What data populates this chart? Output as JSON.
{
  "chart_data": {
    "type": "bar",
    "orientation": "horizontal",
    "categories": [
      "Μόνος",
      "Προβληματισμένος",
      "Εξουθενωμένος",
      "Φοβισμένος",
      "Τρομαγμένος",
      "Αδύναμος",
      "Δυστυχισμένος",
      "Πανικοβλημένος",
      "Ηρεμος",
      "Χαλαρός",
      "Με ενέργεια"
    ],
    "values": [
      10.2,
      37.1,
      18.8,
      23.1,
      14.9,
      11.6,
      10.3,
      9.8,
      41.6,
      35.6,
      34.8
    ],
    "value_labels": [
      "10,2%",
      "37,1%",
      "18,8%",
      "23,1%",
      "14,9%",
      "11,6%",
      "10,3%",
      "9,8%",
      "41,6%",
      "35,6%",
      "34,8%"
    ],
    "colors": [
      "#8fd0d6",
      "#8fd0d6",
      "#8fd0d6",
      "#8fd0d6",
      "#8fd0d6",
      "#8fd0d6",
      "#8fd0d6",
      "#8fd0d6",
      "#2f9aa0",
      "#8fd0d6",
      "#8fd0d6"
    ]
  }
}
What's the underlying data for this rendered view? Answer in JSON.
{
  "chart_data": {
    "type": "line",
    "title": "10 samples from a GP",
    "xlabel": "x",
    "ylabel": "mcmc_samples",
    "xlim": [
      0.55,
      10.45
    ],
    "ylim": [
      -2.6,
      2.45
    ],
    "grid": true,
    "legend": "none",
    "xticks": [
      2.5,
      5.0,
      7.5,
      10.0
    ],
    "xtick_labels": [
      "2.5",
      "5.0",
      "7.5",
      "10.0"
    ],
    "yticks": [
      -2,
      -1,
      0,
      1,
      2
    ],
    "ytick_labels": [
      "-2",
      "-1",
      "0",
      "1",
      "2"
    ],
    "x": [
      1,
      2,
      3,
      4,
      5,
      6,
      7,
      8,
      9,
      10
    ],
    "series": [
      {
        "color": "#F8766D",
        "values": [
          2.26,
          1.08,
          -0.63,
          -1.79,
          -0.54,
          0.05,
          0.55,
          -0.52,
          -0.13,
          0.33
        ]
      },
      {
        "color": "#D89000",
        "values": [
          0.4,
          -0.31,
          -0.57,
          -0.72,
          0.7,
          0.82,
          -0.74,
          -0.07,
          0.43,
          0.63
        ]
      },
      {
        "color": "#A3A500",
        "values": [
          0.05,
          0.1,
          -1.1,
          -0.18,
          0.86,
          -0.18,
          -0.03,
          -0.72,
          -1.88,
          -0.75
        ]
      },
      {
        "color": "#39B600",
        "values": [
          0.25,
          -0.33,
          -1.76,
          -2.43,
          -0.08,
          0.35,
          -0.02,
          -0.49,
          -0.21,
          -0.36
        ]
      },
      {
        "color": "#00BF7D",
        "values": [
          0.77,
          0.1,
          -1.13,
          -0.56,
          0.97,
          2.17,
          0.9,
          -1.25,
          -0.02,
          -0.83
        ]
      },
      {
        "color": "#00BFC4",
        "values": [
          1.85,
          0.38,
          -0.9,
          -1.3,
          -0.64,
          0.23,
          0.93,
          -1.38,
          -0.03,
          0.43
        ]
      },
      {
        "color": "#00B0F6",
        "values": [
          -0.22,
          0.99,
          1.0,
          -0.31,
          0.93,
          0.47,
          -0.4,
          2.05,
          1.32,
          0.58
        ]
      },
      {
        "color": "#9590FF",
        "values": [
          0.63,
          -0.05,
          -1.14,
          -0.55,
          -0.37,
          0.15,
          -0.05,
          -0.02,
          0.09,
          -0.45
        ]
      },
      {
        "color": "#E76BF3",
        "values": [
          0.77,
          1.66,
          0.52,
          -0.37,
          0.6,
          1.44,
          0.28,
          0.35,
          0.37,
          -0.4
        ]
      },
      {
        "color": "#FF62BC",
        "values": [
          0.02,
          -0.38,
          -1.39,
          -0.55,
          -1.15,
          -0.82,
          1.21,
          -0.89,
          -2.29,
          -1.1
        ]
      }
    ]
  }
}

------------------------------------------------------------

▶ **GIVEN EXERCISE**
Gather each line that holds "What".

▶ **EXERCISE OUTPUT**
What data populates this chart? Output as JSON.
What's the underlying data for this rendered view? Answer in JSON.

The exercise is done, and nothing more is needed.